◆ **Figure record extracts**
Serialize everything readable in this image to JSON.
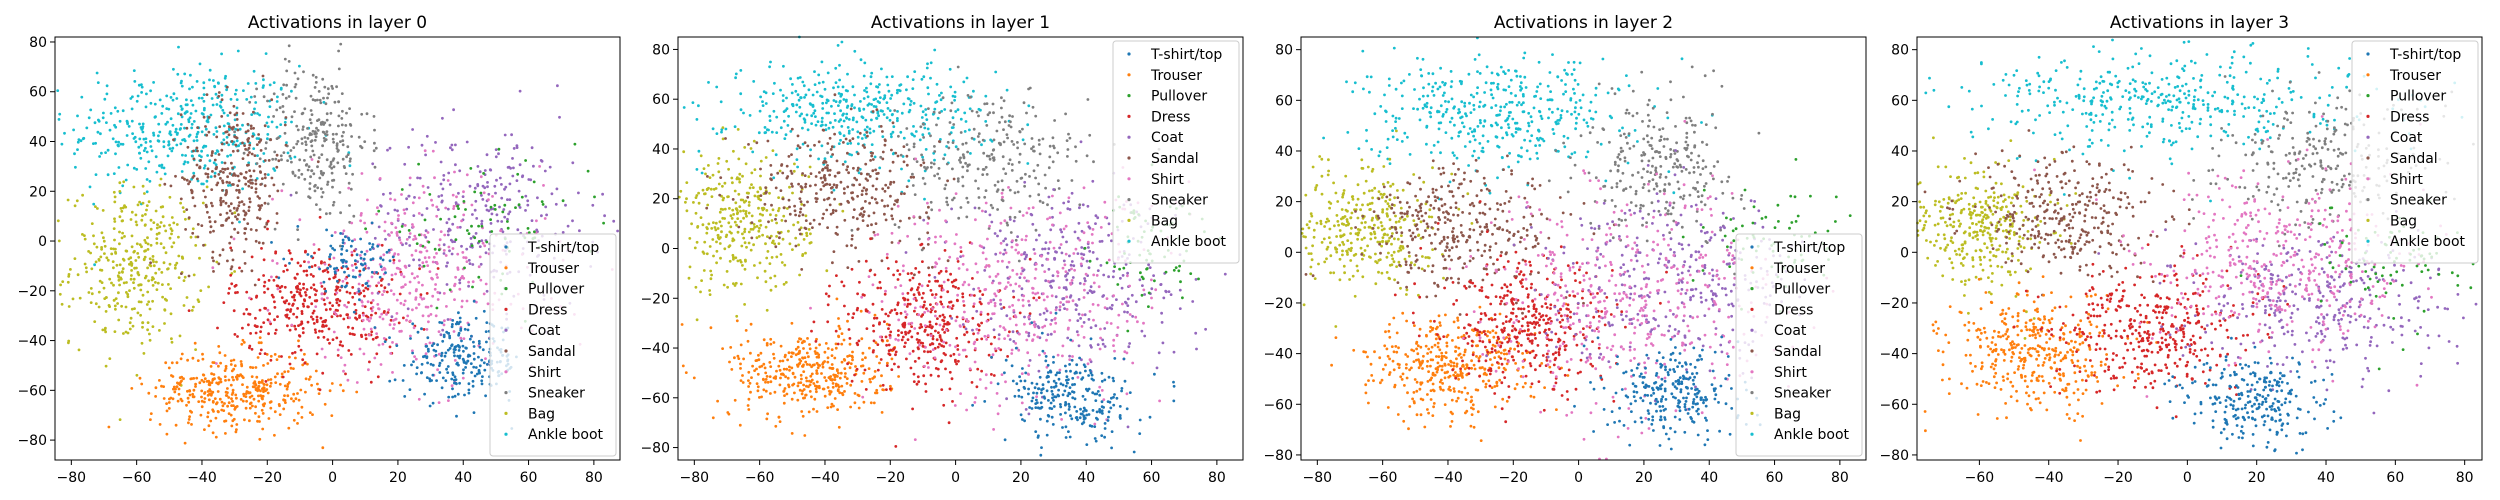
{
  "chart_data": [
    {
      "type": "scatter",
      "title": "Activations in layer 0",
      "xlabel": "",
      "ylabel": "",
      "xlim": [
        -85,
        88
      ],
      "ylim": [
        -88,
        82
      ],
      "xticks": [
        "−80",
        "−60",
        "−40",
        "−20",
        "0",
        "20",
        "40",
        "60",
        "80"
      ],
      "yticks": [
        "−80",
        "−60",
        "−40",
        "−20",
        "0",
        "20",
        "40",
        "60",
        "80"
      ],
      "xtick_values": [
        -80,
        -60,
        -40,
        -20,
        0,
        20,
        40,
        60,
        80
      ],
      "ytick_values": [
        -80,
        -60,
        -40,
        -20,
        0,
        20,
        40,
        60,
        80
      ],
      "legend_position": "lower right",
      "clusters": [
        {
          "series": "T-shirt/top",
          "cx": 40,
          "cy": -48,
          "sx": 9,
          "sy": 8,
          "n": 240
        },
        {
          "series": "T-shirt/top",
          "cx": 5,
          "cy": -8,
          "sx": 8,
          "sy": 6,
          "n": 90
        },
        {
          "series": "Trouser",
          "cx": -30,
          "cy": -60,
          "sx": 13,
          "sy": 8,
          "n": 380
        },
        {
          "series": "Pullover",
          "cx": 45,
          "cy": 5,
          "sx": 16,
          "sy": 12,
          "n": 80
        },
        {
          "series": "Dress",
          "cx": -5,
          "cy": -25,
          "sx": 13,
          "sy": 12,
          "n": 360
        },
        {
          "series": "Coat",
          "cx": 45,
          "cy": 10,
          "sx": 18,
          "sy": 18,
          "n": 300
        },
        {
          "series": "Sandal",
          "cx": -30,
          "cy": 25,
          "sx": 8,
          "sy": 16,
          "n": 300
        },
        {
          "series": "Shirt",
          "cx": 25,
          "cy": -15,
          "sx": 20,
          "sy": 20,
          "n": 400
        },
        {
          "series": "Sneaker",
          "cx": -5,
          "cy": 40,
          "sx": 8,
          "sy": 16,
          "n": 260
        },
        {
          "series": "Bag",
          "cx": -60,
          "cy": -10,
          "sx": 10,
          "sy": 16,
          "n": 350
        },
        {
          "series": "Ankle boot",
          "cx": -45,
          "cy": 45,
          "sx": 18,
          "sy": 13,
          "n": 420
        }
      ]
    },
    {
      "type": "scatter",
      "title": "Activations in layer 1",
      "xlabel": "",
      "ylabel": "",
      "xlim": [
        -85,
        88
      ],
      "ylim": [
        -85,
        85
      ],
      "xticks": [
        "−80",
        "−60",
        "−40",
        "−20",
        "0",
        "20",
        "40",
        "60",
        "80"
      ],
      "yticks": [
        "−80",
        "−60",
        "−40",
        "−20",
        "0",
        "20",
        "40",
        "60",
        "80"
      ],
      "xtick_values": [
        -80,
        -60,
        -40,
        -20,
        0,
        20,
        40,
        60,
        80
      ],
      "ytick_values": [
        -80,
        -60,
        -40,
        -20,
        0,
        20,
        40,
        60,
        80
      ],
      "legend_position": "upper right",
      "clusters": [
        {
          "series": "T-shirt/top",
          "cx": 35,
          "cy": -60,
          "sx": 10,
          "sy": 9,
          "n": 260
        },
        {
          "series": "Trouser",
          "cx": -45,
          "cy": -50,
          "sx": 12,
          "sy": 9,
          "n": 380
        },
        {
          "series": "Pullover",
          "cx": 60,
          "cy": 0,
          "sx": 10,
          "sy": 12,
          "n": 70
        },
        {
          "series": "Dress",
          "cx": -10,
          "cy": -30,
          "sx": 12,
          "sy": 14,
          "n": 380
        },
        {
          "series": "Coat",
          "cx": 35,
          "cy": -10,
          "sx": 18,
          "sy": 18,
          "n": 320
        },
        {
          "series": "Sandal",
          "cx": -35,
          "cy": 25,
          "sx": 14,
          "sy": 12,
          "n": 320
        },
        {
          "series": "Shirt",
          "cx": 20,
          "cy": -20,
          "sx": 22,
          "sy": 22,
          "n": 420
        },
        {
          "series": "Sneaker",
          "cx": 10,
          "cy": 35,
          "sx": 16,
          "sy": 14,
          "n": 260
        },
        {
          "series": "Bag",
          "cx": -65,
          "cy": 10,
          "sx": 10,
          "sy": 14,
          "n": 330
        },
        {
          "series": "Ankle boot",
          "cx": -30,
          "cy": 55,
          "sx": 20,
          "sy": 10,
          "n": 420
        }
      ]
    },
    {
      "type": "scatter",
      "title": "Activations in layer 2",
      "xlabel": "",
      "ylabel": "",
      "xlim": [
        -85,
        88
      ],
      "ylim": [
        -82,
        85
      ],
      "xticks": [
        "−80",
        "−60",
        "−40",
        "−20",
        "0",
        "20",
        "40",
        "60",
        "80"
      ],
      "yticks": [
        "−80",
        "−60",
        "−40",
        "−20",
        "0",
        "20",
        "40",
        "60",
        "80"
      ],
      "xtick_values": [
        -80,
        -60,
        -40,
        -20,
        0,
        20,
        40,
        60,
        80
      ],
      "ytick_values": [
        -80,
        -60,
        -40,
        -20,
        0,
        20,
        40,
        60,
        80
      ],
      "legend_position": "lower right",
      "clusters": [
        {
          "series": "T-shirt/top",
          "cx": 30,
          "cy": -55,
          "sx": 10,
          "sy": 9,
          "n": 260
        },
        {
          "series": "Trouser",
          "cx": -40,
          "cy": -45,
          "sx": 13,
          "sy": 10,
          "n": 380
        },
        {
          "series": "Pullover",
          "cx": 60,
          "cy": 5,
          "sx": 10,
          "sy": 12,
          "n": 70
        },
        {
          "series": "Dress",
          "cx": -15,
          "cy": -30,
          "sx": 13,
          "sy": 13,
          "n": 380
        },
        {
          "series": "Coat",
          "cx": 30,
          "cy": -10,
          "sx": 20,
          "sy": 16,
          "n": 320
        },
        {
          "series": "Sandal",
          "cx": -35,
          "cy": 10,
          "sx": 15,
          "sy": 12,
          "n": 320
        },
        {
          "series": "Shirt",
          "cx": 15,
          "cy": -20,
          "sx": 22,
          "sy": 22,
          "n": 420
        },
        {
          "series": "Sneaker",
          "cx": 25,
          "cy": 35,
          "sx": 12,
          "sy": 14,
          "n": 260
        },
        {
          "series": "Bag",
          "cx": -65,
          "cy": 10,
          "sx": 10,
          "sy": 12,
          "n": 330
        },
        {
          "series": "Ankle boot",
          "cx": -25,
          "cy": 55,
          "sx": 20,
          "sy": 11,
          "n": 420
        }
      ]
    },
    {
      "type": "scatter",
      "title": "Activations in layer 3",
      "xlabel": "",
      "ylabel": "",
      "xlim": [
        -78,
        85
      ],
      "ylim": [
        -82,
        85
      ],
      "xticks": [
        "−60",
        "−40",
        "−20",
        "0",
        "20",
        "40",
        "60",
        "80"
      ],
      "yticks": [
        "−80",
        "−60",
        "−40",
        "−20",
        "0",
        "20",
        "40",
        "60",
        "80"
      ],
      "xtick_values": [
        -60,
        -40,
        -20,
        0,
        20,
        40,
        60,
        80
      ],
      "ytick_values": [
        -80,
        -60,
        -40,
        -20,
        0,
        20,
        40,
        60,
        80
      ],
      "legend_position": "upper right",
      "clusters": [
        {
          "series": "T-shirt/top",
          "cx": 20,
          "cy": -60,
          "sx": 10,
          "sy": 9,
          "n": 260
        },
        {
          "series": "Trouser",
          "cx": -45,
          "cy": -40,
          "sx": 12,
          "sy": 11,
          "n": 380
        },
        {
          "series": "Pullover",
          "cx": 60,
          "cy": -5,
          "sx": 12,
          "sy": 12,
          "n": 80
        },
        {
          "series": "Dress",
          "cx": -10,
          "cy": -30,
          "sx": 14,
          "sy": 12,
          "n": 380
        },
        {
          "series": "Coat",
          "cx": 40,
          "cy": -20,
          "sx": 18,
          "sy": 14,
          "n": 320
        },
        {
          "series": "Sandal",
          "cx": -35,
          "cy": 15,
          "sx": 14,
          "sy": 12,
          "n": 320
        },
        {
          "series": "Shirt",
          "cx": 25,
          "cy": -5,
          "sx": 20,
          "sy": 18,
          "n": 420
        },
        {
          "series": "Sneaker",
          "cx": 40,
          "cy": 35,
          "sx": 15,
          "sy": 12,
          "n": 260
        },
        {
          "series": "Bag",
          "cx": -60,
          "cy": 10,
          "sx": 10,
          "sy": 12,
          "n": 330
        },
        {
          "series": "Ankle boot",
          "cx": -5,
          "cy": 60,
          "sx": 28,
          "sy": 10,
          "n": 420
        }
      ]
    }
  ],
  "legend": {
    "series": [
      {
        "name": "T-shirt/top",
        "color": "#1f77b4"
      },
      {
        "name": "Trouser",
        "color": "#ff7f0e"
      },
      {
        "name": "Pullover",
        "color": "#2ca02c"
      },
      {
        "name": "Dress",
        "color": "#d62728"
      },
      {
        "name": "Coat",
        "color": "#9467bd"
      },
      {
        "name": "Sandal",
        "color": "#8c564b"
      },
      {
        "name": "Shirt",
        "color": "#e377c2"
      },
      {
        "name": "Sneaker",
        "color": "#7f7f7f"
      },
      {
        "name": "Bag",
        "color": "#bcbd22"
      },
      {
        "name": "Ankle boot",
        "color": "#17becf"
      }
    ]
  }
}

◆ **TASK TO COMPLETE**
From the data above, copy out every line with the string "layer" in it.

◆ **RESPONSE BELOW**
      "title": "Activations in layer 0",
      "title": "Activations in layer 1",
      "title": "Activations in layer 2",
      "title": "Activations in layer 3",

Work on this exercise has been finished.